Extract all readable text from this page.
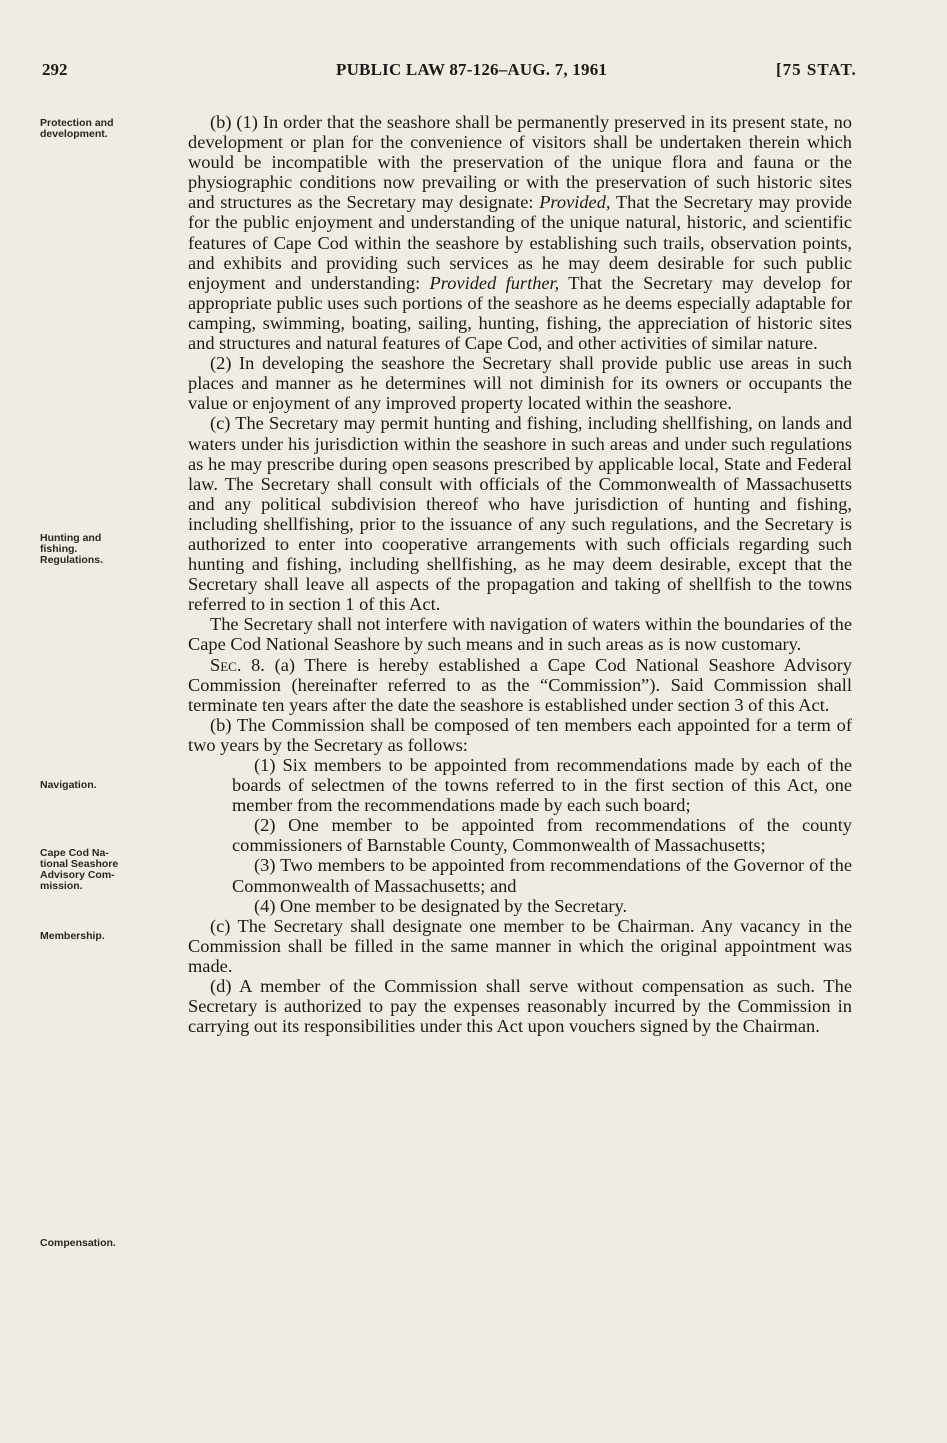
292	PUBLIC LAW 87-126–AUG. 7, 1961	[75 STAT.
Protection and
development.
Hunting and
fishing.
Regulations.
Navigation.
Cape Cod Na-
tional Seashore
Advisory Com-
mission.
Membership.
Compensation.

(b) (1) In order that the seashore shall be permanently preserved in its present state, no development or plan for the convenience of visitors shall be undertaken therein which would be incompatible with the preservation of the unique flora and fauna or the physiographic conditions now prevailing or with the preservation of such historic sites and structures as the Secretary may designate: Provided, That the Secretary may provide for the public enjoyment and understanding of the unique natural, historic, and scientific features of Cape Cod within the seashore by establishing such trails, observation points, and exhibits and providing such services as he may deem desirable for such public enjoyment and understanding: Provided further, That the Secretary may develop for appropriate public uses such portions of the seashore as he deems especially adaptable for camping, swimming, boating, sailing, hunting, fishing, the appreciation of historic sites and structures and natural features of Cape Cod, and other activities of similar nature.

(2) In developing the seashore the Secretary shall provide public use areas in such places and manner as he determines will not diminish for its owners or occupants the value or enjoyment of any improved property located within the seashore.

(c) The Secretary may permit hunting and fishing, including shellfishing, on lands and waters under his jurisdiction within the seashore in such areas and under such regulations as he may prescribe during open seasons prescribed by applicable local, State and Federal law. The Secretary shall consult with officials of the Commonwealth of Massachusetts and any political subdivision thereof who have jurisdiction of hunting and fishing, including shellfishing, prior to the issuance of any such regulations, and the Secretary is authorized to enter into cooperative arrangements with such officials regarding such hunting and fishing, including shellfishing, as he may deem desirable, except that the Secretary shall leave all aspects of the propagation and taking of shellfish to the towns referred to in section 1 of this Act.

The Secretary shall not interfere with navigation of waters within the boundaries of the Cape Cod National Seashore by such means and in such areas as is now customary.

Sec. 8. (a) There is hereby established a Cape Cod National Seashore Advisory Commission (hereinafter referred to as the “Commission”). Said Commission shall terminate ten years after the date the seashore is established under section 3 of this Act.

(b) The Commission shall be composed of ten members each appointed for a term of two years by the Secretary as follows:

(1) Six members to be appointed from recommendations made by each of the boards of selectmen of the towns referred to in the first section of this Act, one member from the recommendations made by each such board;

(2) One member to be appointed from recommendations of the county commissioners of Barnstable County, Commonwealth of Massachusetts;

(3) Two members to be appointed from recommendations of the Governor of the Commonwealth of Massachusetts; and

(4) One member to be designated by the Secretary.

(c) The Secretary shall designate one member to be Chairman. Any vacancy in the Commission shall be filled in the same manner in which the original appointment was made.

(d) A member of the Commission shall serve without compensation as such. The Secretary is authorized to pay the expenses reasonably incurred by the Commission in carrying out its responsibilities under this Act upon vouchers signed by the Chairman.
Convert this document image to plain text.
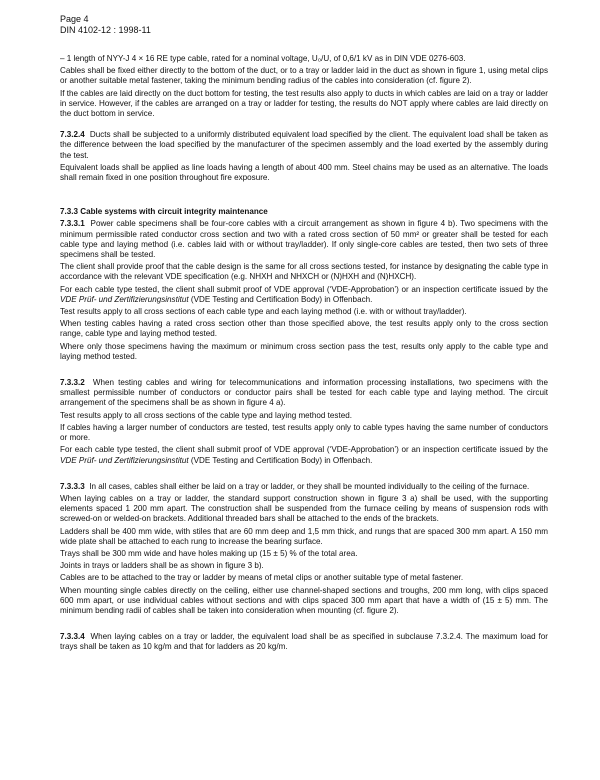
Page 4
DIN 4102-12 : 1998-11

– 1 length of NYY-J 4 × 16 RE type cable, rated for a nominal voltage, U₀/U, of 0,6/1 kV as in DIN VDE 0276-603.

Cables shall be fixed either directly to the bottom of the duct, or to a tray or ladder laid in the duct as shown in figure 1, using metal clips or another suitable metal fastener, taking the minimum bending radius of the cables into consideration (cf. figure 2).

If the cables are laid directly on the duct bottom for testing, the test results also apply to ducts in which cables are laid on a tray or ladder in service. However, if the cables are arranged on a tray or ladder for testing, the results do NOT apply where cables are laid directly on the duct bottom in service.

7.3.2.4 Ducts shall be subjected to a uniformly distributed equivalent load specified by the client. The equivalent load shall be taken as the difference between the load specified by the manufacturer of the specimen assembly and the load exerted by the assembly during the test.

Equivalent loads shall be applied as line loads having a length of about 400 mm. Steel chains may be used as an alternative. The loads shall remain fixed in one position throughout fire exposure.

7.3.3 Cable systems with circuit integrity maintenance

7.3.3.1 Power cable specimens shall be four-core cables with a circuit arrangement as shown in figure 4 b). Two specimens with the minimum permissible rated conductor cross section and two with a rated cross section of 50 mm² or greater shall be tested for each cable type and laying method (i.e. cables laid with or without tray/ladder). If only single-core cables are tested, then two sets of three specimens shall be tested.

The client shall provide proof that the cable design is the same for all cross sections tested, for instance by designating the cable type in accordance with the relevant VDE specification (e.g. NHXH and NHXCH or (N)HXH and (N)HXCH).

For each cable type tested, the client shall submit proof of VDE approval (‘VDE-Approbation’) or an inspection certificate issued by the VDE Prüf- und Zertifizierungsinstitut (VDE Testing and Certification Body) in Offenbach.

Test results apply to all cross sections of each cable type and each laying method (i.e. with or without tray/ladder).

When testing cables having a rated cross section other than those specified above, the test results apply only to the cross section range, cable type and laying method tested.

Where only those specimens having the maximum or minimum cross section pass the test, results only apply to the cable type and laying method tested.

7.3.3.2 When testing cables and wiring for telecommunications and information processing installations, two specimens with the smallest permissible number of conductors or conductor pairs shall be tested for each cable type and laying method. The circuit arrangement of the specimens shall be as shown in figure 4 a).

Test results apply to all cross sections of the cable type and laying method tested.

If cables having a larger number of conductors are tested, test results apply only to cable types having the same number of conductors or more.

For each cable type tested, the client shall submit proof of VDE approval (‘VDE-Approbation’) or an inspection certificate issued by the VDE Prüf- und Zertifizierungsinstitut (VDE Testing and Certification Body) in Offenbach.

7.3.3.3 In all cases, cables shall either be laid on a tray or ladder, or they shall be mounted individually to the ceiling of the furnace.

When laying cables on a tray or ladder, the standard support construction shown in figure 3 a) shall be used, with the supporting elements spaced 1 200 mm apart. The construction shall be suspended from the furnace ceiling by means of suspension rods with screwed-on or welded-on brackets. Additional threaded bars shall be attached to the ends of the brackets.

Ladders shall be 400 mm wide, with stiles that are 60 mm deep and 1,5 mm thick, and rungs that are spaced 300 mm apart. A 150 mm wide plate shall be attached to each rung to increase the bearing surface.

Trays shall be 300 mm wide and have holes making up (15 ± 5) % of the total area.

Joints in trays or ladders shall be as shown in figure 3 b).

Cables are to be attached to the tray or ladder by means of metal clips or another suitable type of metal fastener.

When mounting single cables directly on the ceiling, either use channel-shaped sections and troughs, 200 mm long, with clips spaced 600 mm apart, or use individual cables without sections and with clips spaced 300 mm apart that have a width of (15 ± 5) mm. The minimum bending radii of cables shall be taken into consideration when mounting (cf. figure 2).

7.3.3.4 When laying cables on a tray or ladder, the equivalent load shall be as specified in subclause 7.3.2.4. The maximum load for trays shall be taken as 10 kg/m and that for ladders as 20 kg/m.
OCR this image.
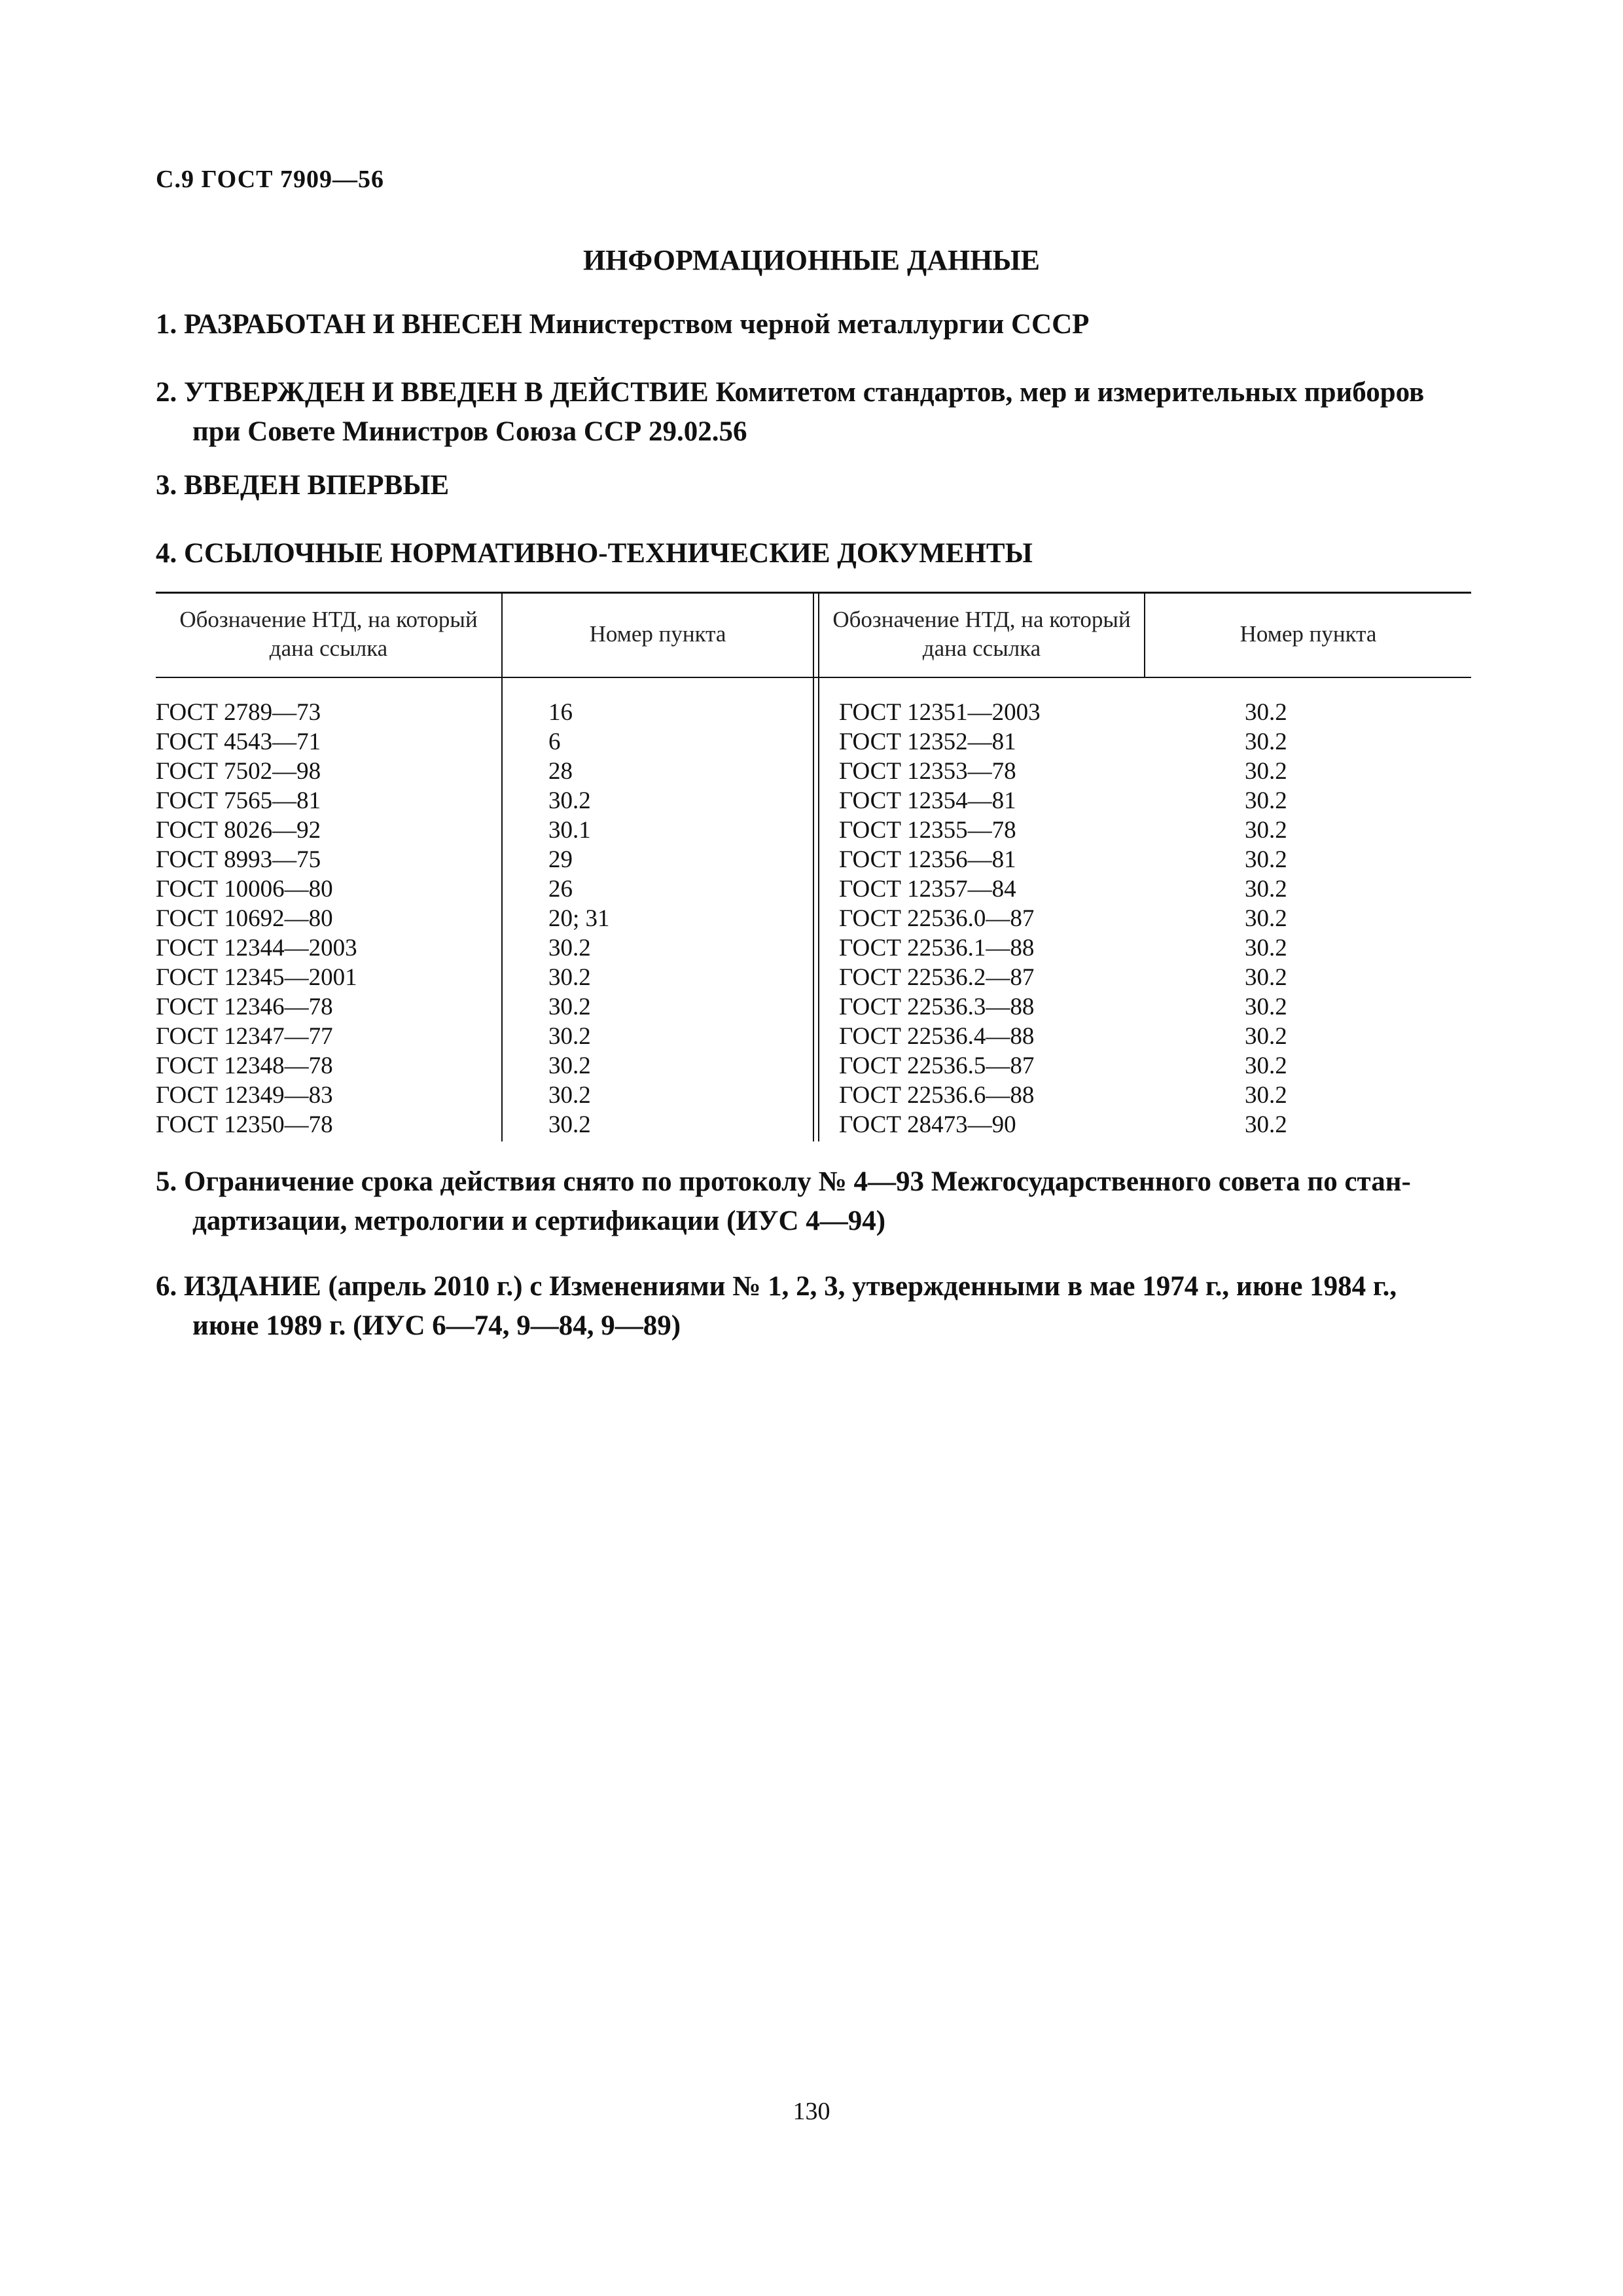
С.9 ГОСТ 7909—56
ИНФОРМАЦИОННЫЕ ДАННЫЕ
1. РАЗРАБОТАН И ВНЕСЕН Министерством черной металлургии СССР
2. УТВЕРЖДЕН И ВВЕДЕН В ДЕЙСТВИЕ Комитетом стандартов, мер и измерительных приборов
при Совете Министров Союза ССР 29.02.56
3. ВВЕДЕН ВПЕРВЫЕ
4. ССЫЛОЧНЫЕ НОРМАТИВНО-ТЕХНИЧЕСКИЕ ДОКУМЕНТЫ
Обозначение НТД, на который дана ссылка
Номер пункта
Обозначение НТД, на который дана ссылка
Номер пункта
ГОСТ 2789—73
ГОСТ 4543—71
ГОСТ 7502—98
ГОСТ 7565—81
ГОСТ 8026—92
ГОСТ 8993—75
ГОСТ 10006—80
ГОСТ 10692—80
ГОСТ 12344—2003
ГОСТ 12345—2001
ГОСТ 12346—78
ГОСТ 12347—77
ГОСТ 12348—78
ГОСТ 12349—83
ГОСТ 12350—78
16
6
28
30.2
30.1
29
26
20; 31
30.2
30.2
30.2
30.2
30.2
30.2
30.2
ГОСТ 12351—2003
ГОСТ 12352—81
ГОСТ 12353—78
ГОСТ 12354—81
ГОСТ 12355—78
ГОСТ 12356—81
ГОСТ 12357—84
ГОСТ 22536.0—87
ГОСТ 22536.1—88
ГОСТ 22536.2—87
ГОСТ 22536.3—88
ГОСТ 22536.4—88
ГОСТ 22536.5—87
ГОСТ 22536.6—88
ГОСТ 28473—90
30.2
30.2
30.2
30.2
30.2
30.2
30.2
30.2
30.2
30.2
30.2
30.2
30.2
30.2
30.2
5. Ограничение срока действия снято по протоколу № 4—93 Межгосударственного совета по стан-
дартизации, метрологии и сертификации (ИУС 4—94)
6. ИЗДАНИЕ (апрель 2010 г.) с Изменениями № 1, 2, 3, утвержденными в мае 1974 г., июне 1984 г.,
июне 1989 г. (ИУС 6—74, 9—84, 9—89)
130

=======

▸ What is being asked
Where a line holds "image", copy it out.

▸ Result for this task
Convert this document image to plain text.
OCR this image.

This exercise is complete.